Written problem:
Word for word, copy all the data and drop the pictures.

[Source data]
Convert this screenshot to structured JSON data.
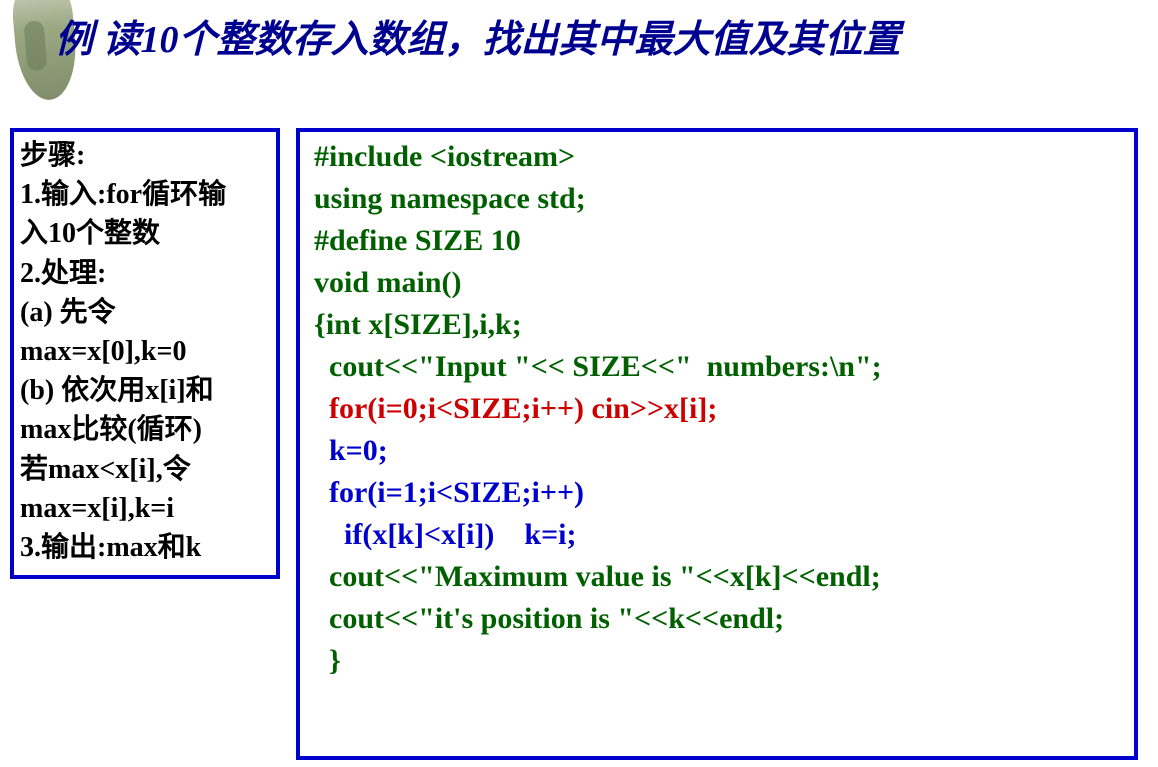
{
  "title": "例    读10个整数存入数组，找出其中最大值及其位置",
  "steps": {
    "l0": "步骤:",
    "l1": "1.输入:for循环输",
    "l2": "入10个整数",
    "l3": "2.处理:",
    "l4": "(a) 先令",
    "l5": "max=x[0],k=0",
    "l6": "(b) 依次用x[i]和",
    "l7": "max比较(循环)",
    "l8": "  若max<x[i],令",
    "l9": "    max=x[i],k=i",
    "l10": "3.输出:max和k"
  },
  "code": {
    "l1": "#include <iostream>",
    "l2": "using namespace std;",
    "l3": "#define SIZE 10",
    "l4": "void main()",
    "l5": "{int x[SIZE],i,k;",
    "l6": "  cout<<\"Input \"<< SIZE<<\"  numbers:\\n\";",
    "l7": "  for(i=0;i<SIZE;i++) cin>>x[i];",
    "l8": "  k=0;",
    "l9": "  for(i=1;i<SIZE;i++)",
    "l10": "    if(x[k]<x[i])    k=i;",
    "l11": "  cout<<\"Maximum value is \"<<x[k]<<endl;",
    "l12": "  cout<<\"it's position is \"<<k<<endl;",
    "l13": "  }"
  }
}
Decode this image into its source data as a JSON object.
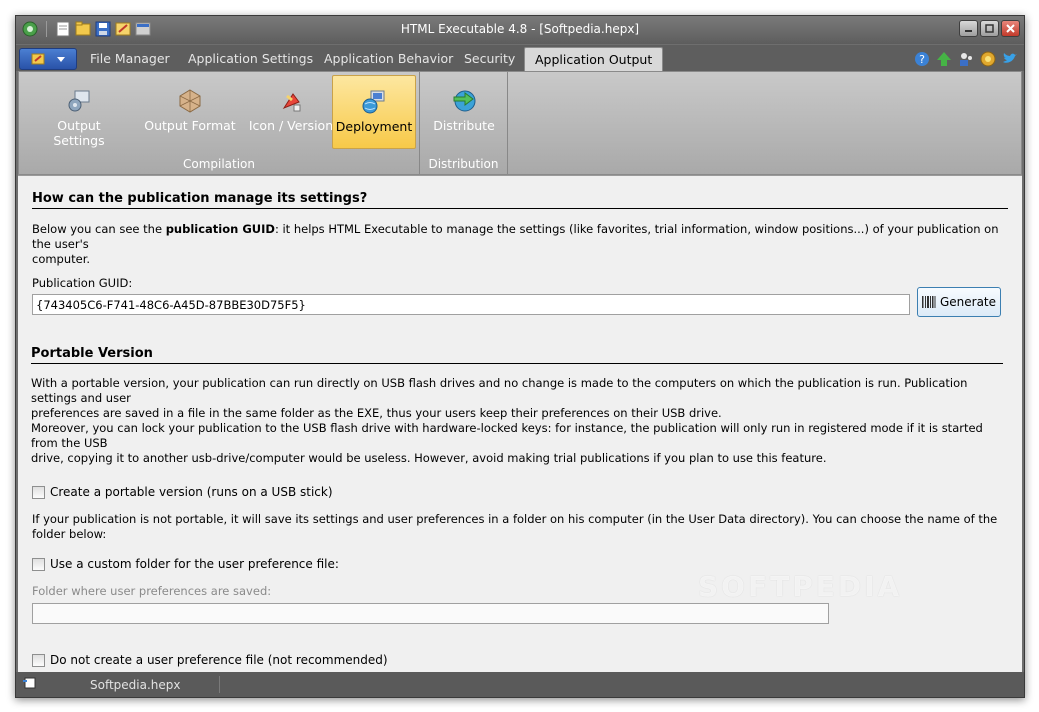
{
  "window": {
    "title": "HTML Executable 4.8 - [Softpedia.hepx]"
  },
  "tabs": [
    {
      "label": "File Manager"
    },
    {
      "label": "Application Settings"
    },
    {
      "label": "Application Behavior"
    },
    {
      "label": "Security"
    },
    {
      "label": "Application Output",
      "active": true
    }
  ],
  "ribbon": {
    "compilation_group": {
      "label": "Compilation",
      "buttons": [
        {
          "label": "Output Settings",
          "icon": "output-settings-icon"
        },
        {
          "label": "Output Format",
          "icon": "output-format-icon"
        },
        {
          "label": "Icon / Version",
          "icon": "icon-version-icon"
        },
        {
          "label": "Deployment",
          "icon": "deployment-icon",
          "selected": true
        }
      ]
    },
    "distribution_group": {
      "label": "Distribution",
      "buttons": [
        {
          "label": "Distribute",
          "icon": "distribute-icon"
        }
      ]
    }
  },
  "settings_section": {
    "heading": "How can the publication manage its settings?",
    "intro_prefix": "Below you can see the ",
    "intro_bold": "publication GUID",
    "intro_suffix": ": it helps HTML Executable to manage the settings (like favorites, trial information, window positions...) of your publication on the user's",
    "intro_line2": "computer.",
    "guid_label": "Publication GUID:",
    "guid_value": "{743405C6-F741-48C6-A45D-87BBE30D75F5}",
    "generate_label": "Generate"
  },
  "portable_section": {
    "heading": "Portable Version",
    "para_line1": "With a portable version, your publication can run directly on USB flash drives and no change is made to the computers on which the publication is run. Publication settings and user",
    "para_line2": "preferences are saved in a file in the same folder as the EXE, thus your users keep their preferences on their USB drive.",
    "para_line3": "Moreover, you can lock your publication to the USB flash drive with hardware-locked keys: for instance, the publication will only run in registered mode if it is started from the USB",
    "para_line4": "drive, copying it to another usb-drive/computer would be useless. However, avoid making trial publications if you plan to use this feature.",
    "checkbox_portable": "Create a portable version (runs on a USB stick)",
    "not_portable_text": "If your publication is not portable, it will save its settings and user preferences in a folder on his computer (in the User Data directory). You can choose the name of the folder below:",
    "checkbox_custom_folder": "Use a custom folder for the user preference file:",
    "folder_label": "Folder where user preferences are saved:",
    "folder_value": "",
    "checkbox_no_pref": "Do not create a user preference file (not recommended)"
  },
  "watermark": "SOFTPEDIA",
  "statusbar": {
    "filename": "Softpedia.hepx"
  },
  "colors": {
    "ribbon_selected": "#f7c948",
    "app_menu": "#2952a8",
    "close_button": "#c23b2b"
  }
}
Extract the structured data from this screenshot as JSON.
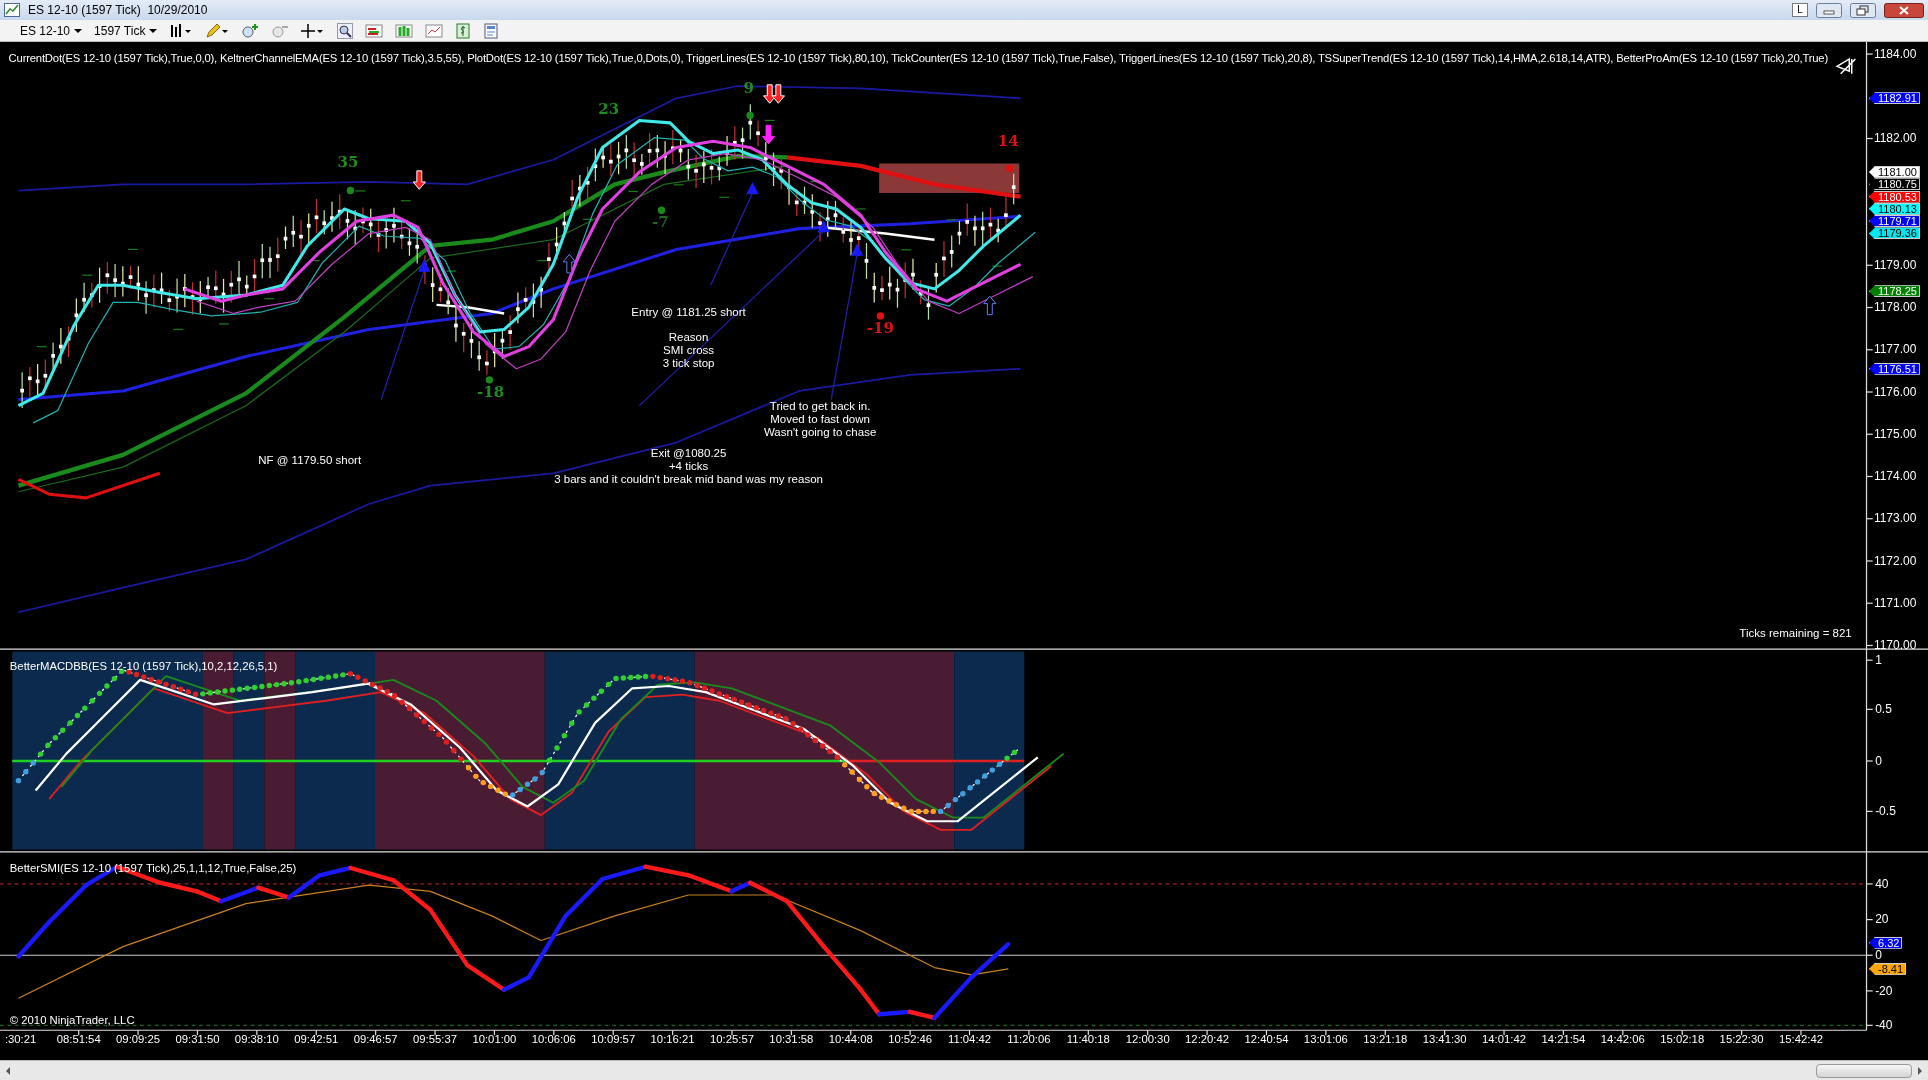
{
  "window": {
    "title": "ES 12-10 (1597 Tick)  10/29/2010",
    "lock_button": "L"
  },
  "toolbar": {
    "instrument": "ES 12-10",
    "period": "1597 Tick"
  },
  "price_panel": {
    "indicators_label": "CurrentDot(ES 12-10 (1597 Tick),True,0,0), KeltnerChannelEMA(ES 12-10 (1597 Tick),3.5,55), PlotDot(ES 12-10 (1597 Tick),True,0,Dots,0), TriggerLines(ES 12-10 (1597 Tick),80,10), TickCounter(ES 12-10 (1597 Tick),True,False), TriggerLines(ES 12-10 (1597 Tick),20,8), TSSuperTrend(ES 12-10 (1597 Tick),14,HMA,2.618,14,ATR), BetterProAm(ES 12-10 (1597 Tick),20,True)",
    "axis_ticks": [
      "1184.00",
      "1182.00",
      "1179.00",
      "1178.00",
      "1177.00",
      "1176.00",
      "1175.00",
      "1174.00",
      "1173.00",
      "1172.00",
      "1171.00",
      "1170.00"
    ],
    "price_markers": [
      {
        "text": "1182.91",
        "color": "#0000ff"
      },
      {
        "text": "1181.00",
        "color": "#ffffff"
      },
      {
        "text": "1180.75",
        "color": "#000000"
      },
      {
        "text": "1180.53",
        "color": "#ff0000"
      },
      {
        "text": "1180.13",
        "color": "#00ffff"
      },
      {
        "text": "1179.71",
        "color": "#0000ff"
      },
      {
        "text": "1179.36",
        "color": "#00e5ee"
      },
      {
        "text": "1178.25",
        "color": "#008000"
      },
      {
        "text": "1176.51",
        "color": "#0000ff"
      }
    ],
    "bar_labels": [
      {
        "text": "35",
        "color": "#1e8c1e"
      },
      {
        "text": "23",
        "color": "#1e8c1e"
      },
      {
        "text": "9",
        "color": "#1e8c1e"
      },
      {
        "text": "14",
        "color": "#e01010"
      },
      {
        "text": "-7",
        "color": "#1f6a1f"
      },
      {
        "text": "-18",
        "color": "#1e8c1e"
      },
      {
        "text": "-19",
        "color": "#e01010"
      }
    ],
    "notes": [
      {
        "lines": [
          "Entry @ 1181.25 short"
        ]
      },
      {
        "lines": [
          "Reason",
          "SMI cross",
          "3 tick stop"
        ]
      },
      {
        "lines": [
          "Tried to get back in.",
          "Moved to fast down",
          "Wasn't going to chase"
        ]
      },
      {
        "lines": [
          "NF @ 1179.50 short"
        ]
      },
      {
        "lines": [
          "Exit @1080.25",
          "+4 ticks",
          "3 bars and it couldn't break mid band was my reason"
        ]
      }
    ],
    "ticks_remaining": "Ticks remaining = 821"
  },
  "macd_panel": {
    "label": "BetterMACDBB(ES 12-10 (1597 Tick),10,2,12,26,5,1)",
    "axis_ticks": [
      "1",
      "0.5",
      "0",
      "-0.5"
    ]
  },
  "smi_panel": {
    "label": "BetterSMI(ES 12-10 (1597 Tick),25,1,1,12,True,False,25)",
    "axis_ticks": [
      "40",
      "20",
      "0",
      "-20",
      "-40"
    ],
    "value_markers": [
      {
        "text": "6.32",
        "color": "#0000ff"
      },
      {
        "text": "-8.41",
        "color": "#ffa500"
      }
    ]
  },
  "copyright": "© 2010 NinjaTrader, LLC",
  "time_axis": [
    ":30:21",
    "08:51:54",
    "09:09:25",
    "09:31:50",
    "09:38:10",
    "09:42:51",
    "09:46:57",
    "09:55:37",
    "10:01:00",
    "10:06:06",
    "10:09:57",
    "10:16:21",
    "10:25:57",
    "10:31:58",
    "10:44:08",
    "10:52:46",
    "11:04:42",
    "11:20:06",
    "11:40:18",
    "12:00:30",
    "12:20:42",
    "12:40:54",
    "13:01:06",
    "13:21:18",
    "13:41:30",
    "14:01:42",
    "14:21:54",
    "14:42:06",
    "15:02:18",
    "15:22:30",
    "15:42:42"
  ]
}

Problem solution:
Convert this screenshot to structured JSON data.
{
  "title": "例    读10个整数存入数组，找出其中最大值及其位置",
  "steps": {
    "l0": "步骤:",
    "l1": "1.输入:for循环输",
    "l2": "入10个整数",
    "l3": "2.处理:",
    "l4": "(a) 先令",
    "l5": "max=x[0],k=0",
    "l6": "(b) 依次用x[i]和",
    "l7": "max比较(循环)",
    "l8": "  若max<x[i],令",
    "l9": "    max=x[i],k=i",
    "l10": "3.输出:max和k"
  },
  "code": {
    "l1": "#include <iostream>",
    "l2": "using namespace std;",
    "l3": "#define SIZE 10",
    "l4": "void main()",
    "l5": "{int x[SIZE],i,k;",
    "l6": "  cout<<\"Input \"<< SIZE<<\"  numbers:\\n\";",
    "l7": "  for(i=0;i<SIZE;i++) cin>>x[i];",
    "l8": "  k=0;",
    "l9": "  for(i=1;i<SIZE;i++)",
    "l10": "    if(x[k]<x[i])    k=i;",
    "l11": "  cout<<\"Maximum value is \"<<x[k]<<endl;",
    "l12": "  cout<<\"it's position is \"<<k<<endl;",
    "l13": "  }"
  }
}
Decode this image into its source data as a JSON object.
{
  "window": {
    "title": "HTML Executable 4.8 - [Softpedia.hepx]"
  },
  "tabs": [
    {
      "label": "File Manager"
    },
    {
      "label": "Application Settings"
    },
    {
      "label": "Application Behavior"
    },
    {
      "label": "Security"
    },
    {
      "label": "Application Output",
      "active": true
    }
  ],
  "ribbon": {
    "compilation_group": {
      "label": "Compilation",
      "buttons": [
        {
          "label": "Output Settings",
          "icon": "output-settings-icon"
        },
        {
          "label": "Output Format",
          "icon": "output-format-icon"
        },
        {
          "label": "Icon / Version",
          "icon": "icon-version-icon"
        },
        {
          "label": "Deployment",
          "icon": "deployment-icon",
          "selected": true
        }
      ]
    },
    "distribution_group": {
      "label": "Distribution",
      "buttons": [
        {
          "label": "Distribute",
          "icon": "distribute-icon"
        }
      ]
    }
  },
  "settings_section": {
    "heading": "How can the publication manage its settings?",
    "intro_prefix": "Below you can see the ",
    "intro_bold": "publication GUID",
    "intro_suffix": ": it helps HTML Executable to manage the settings (like favorites, trial information, window positions...) of your publication on the user's",
    "intro_line2": "computer.",
    "guid_label": "Publication GUID:",
    "guid_value": "{743405C6-F741-48C6-A45D-87BBE30D75F5}",
    "generate_label": "Generate"
  },
  "portable_section": {
    "heading": "Portable Version",
    "para_line1": "With a portable version, your publication can run directly on USB flash drives and no change is made to the computers on which the publication is run. Publication settings and user",
    "para_line2": "preferences are saved in a file in the same folder as the EXE, thus your users keep their preferences on their USB drive.",
    "para_line3": "Moreover, you can lock your publication to the USB flash drive with hardware-locked keys: for instance, the publication will only run in registered mode if it is started from the USB",
    "para_line4": "drive, copying it to another usb-drive/computer would be useless. However, avoid making trial publications if you plan to use this feature.",
    "checkbox_portable": "Create a portable version (runs on a USB stick)",
    "not_portable_text": "If your publication is not portable, it will save its settings and user preferences in a folder on his computer (in the User Data directory). You can choose the name of the folder below:",
    "checkbox_custom_folder": "Use a custom folder for the user preference file:",
    "folder_label": "Folder where user preferences are saved:",
    "folder_value": "",
    "checkbox_no_pref": "Do not create a user preference file (not recommended)"
  },
  "watermark": "SOFTPEDIA",
  "statusbar": {
    "filename": "Softpedia.hepx"
  },
  "colors": {
    "ribbon_selected": "#f7c948",
    "app_menu": "#2952a8",
    "close_button": "#c23b2b"
  }
}
Extract the structured data from this screenshot as JSON.
{
  "window": {
    "title": "ES 12-10 (1597 Tick)  10/29/2010",
    "lock_button": "L"
  },
  "toolbar": {
    "instrument": "ES 12-10",
    "period": "1597 Tick"
  },
  "price_panel": {
    "indicators_label": "CurrentDot(ES 12-10 (1597 Tick),True,0,0), KeltnerChannelEMA(ES 12-10 (1597 Tick),3.5,55), PlotDot(ES 12-10 (1597 Tick),True,0,Dots,0), TriggerLines(ES 12-10 (1597 Tick),80,10), TickCounter(ES 12-10 (1597 Tick),True,False), TriggerLines(ES 12-10 (1597 Tick),20,8), TSSuperTrend(ES 12-10 (1597 Tick),14,HMA,2.618,14,ATR), BetterProAm(ES 12-10 (1597 Tick),20,True)",
    "axis_ticks": [
      "1184.00",
      "1182.00",
      "1179.00",
      "1178.00",
      "1177.00",
      "1176.00",
      "1175.00",
      "1174.00",
      "1173.00",
      "1172.00",
      "1171.00",
      "1170.00"
    ],
    "price_markers": [
      {
        "text": "1182.91",
        "color": "#0000ff"
      },
      {
        "text": "1181.00",
        "color": "#ffffff"
      },
      {
        "text": "1180.75",
        "color": "#000000"
      },
      {
        "text": "1180.53",
        "color": "#ff0000"
      },
      {
        "text": "1180.13",
        "color": "#00ffff"
      },
      {
        "text": "1179.71",
        "color": "#0000ff"
      },
      {
        "text": "1179.36",
        "color": "#00e5ee"
      },
      {
        "text": "1178.25",
        "color": "#008000"
      },
      {
        "text": "1176.51",
        "color": "#0000ff"
      }
    ],
    "bar_labels": [
      {
        "text": "35",
        "color": "#1e8c1e"
      },
      {
        "text": "23",
        "color": "#1e8c1e"
      },
      {
        "text": "9",
        "color": "#1e8c1e"
      },
      {
        "text": "14",
        "color": "#e01010"
      },
      {
        "text": "-7",
        "color": "#1f6a1f"
      },
      {
        "text": "-18",
        "color": "#1e8c1e"
      },
      {
        "text": "-19",
        "color": "#e01010"
      }
    ],
    "notes": [
      {
        "lines": [
          "Entry @ 1181.25 short"
        ]
      },
      {
        "lines": [
          "Reason",
          "SMI cross",
          "3 tick stop"
        ]
      },
      {
        "lines": [
          "Tried to get back in.",
          "Moved to fast down",
          "Wasn't going to chase"
        ]
      },
      {
        "lines": [
          "NF @ 1179.50 short"
        ]
      },
      {
        "lines": [
          "Exit @1080.25",
          "+4 ticks",
          "3 bars and it couldn't break mid band was my reason"
        ]
      }
    ],
    "ticks_remaining": "Ticks remaining = 821"
  },
  "macd_panel": {
    "label": "BetterMACDBB(ES 12-10 (1597 Tick),10,2,12,26,5,1)",
    "axis_ticks": [
      "1",
      "0.5",
      "0",
      "-0.5"
    ]
  },
  "smi_panel": {
    "label": "BetterSMI(ES 12-10 (1597 Tick),25,1,1,12,True,False,25)",
    "axis_ticks": [
      "40",
      "20",
      "0",
      "-20",
      "-40"
    ],
    "value_markers": [
      {
        "text": "6.32",
        "color": "#0000ff"
      },
      {
        "text": "-8.41",
        "color": "#ffa500"
      }
    ]
  },
  "copyright": "© 2010 NinjaTrader, LLC",
  "time_axis": [
    ":30:21",
    "08:51:54",
    "09:09:25",
    "09:31:50",
    "09:38:10",
    "09:42:51",
    "09:46:57",
    "09:55:37",
    "10:01:00",
    "10:06:06",
    "10:09:57",
    "10:16:21",
    "10:25:57",
    "10:31:58",
    "10:44:08",
    "10:52:46",
    "11:04:42",
    "11:20:06",
    "11:40:18",
    "12:00:30",
    "12:20:42",
    "12:40:54",
    "13:01:06",
    "13:21:18",
    "13:41:30",
    "14:01:42",
    "14:21:54",
    "14:42:06",
    "15:02:18",
    "15:22:30",
    "15:42:42"
  ]
}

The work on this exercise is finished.